--- Begin Extract provided ---
It’s wild and wooly out there in the world of streaming video. As movies and TV shows become increasingly accessible through a variety of services, it has also become increasingly difficult to keep track of what movies are available where, what is expiring when, and what is actually worth watching. So every Friday, Vulture will have a list of recommendations of movies and TV shows that are new to Netflix (as well as Hulu; Amazon, On Demand; and other streaming sites), those that are expiring, and those that you should just watch because.
* Bleak House
If you happen to be watching Game of Thrones, then you're already aware of the fantastic glowering meanness of Charles Dance, who plays Tywin Lannister, the man who detests his dwarf son Tyrion and holds only slightly better favor for his daughter Cersei. I first saw him in Alien 3, where he plays a surprisingly sympathetic doctor on a penal colony planet — he is the only person to hook up with Sigourney Weaver's Ripley over the course of four movies. For me, this BBC miniseries is the connective tissue in my admittedly brief Charles Dance filmography. In this adaptation of the Charles Dickens novel, he plays the dastardly Mr. Tulkinghorn (God bless you Dickens for your character names) and he plays him very very well. Whenever people mention this series, they're always like, "Gillian Anderson, Gillian Anderson!" And that's fine. But get yourself a helping of Charles Dance here. A young, adorable Carey Mulligan also co-stars. (Available on Netflix.)
--- End Extract provided ---
--- Begin Provided material ---
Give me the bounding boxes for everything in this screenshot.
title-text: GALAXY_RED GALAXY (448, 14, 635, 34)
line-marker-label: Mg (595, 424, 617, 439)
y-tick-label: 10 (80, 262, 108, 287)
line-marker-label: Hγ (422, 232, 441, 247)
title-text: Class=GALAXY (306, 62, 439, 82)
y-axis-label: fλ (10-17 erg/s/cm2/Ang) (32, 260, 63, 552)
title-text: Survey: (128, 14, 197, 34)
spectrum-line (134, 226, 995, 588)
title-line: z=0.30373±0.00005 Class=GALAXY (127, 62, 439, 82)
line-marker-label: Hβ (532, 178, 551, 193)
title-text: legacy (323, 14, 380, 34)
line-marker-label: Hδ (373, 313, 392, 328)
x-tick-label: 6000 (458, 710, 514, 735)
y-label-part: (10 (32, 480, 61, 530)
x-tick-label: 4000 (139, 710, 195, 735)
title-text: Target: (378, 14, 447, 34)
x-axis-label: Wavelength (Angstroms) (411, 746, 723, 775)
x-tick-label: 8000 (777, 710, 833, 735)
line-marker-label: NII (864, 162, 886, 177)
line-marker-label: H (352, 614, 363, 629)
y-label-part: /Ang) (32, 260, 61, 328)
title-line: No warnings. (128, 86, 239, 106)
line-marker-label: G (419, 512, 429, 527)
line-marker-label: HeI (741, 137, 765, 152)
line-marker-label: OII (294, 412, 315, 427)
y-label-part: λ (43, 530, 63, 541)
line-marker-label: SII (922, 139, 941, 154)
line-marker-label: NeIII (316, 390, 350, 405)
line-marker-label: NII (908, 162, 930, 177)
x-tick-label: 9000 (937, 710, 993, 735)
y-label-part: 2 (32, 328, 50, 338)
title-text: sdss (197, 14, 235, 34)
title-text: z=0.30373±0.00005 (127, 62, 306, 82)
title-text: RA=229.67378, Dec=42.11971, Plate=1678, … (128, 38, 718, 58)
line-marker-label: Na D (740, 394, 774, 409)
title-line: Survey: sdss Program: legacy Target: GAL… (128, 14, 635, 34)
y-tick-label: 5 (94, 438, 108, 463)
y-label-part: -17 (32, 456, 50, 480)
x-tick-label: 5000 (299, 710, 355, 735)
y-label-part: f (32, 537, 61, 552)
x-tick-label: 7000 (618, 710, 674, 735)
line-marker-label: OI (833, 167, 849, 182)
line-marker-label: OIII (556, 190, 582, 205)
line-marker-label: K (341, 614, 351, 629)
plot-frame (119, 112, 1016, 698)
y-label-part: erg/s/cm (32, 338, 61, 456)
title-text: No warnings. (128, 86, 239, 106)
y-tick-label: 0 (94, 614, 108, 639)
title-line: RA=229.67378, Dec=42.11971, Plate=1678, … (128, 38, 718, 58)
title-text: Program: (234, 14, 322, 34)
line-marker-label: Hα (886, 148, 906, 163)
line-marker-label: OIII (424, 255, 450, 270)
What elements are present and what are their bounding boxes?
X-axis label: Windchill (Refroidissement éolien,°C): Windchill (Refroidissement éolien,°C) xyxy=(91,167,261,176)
--- End Provided material ---
• Requirement A:
In the streaming recommendations article above, quote the passage from "It’s wild and" up to and including "just watch because.".
• Requirement B:
In the streaming recommendations article, what character does Charles Dance play in the BBC adaptation of Bleak House?
• Requirement C:
Can you carry on the streaming recommendations article from where it stops?

• Exercise response A:
It’s wild and wooly out there in the world of streaming video. As movies and TV shows become increasingly accessible through a variety of services, it has also become increasingly difficult to keep track of what movies are available where, what is expiring when, and what is actually worth watching. So every Friday, Vulture will have a list of recommendations of movies and TV shows that are new to Netflix (as well as Hulu; Amazon, On Demand; and other streaming sites), those that are expiring, and those that you should just watch because.

• Exercise response B:
Mr. Tulkinghorn.

• Exercise response C:
* Donnie Darko
Expiring on Netflix this Monday, this 2001 mind bender about high school, time travel, first love, and fate was director Richard Kelly's debut film and he has yet to live up to its promise and possibly never will. It's a dark film as befits its title, but it's also funny as hell — how could a movie with Patrick Swayze as a motivational speaker not be; how could a movie with the now oft-quoted line, "Sometimes I doubt your commitment to Sparkle Motion" not be? Also, you know what Richard Kelly does well — direct mini music videos inside his films. In Southland Tales, his disastrous follow-up to Darko, the only scene really worth talking about (this seems to be a general consensus) is the one where Justin Timberlake drunkenly walks around an arcade while lip-synching to the Killers' "All These Things That I've Done." Here, it's the moment where we're introduced to the high school at the center of the story while Tears for Fears' "Head Over Heels" plays on the soundtrack. (Available on Netflix.)
* Hoop Dreams
Roger Ebert died last weekend, and he was a great critic who wrote about many great films. But one of the best things he ever did, I'd say, is go the mat for this documentary, which traces the lives of two young inner-city Chicago students and their dreams of using their basketball skills to get a better life. As Ebert wrote in a review, "A film like Hoop Dreams is what the movies are for. It takes us, shakes us, and make us think in new ways about the world around us. It gives us the impression of having touched life itself." All true. While it was not even nominated for a Best Documentary Oscar (a travesty, as a million people before me have noted), Hoop Dreams will forever remain one of the best pieces of American nonfiction filmmaking. (Available on Hulu.)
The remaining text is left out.